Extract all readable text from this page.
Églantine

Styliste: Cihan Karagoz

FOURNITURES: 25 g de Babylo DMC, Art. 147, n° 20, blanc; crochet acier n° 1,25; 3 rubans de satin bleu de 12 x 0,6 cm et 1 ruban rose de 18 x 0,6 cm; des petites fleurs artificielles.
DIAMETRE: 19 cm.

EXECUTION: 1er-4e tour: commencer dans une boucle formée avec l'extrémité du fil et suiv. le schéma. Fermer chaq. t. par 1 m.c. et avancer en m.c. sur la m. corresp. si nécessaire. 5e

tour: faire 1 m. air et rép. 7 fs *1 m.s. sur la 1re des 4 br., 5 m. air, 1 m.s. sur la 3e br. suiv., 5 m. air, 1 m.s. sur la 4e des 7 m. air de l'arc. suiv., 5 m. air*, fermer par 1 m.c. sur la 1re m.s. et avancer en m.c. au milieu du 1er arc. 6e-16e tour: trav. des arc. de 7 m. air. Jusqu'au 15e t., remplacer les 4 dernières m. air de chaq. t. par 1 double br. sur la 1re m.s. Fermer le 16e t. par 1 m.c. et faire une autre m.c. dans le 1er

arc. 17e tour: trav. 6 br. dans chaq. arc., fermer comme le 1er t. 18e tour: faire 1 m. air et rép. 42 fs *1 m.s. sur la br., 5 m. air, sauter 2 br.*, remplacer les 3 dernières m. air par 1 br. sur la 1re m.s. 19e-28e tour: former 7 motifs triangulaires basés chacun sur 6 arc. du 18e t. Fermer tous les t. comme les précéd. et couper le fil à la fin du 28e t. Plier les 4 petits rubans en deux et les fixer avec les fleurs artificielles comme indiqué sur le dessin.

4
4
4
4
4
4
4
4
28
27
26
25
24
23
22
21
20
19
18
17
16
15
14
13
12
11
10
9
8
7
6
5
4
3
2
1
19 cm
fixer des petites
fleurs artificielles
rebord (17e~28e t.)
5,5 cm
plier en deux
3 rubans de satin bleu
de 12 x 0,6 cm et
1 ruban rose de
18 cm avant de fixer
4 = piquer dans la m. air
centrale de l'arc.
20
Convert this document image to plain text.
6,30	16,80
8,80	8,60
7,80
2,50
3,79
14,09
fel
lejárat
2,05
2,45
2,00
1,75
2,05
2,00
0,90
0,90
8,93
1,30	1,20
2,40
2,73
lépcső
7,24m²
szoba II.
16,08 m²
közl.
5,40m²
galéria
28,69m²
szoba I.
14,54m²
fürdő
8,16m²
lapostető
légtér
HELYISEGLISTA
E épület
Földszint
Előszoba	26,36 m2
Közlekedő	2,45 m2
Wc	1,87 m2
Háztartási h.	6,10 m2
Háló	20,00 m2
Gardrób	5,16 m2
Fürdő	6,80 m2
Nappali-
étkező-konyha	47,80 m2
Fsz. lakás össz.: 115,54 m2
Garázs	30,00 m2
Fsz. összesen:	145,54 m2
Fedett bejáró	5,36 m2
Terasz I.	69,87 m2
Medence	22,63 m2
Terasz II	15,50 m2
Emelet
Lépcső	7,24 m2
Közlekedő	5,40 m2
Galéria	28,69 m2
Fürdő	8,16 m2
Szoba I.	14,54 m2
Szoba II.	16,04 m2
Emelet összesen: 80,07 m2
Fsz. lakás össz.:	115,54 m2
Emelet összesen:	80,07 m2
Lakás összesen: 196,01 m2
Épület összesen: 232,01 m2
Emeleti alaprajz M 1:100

□ □ □ □ □

Aim of the exercise
Check each line above for the word "rose" and copy the ones that have it.

Exercise solution
FOURNITURES: 25 g de Babylo DMC, Art. 147, n° 20, blanc; crochet acier n° 1,25; 3 rubans de satin bleu de 12 x 0,6 cm et 1 ruban rose de 18 x 0,6 cm; des petites fleurs artificielles.
1 ruban rose de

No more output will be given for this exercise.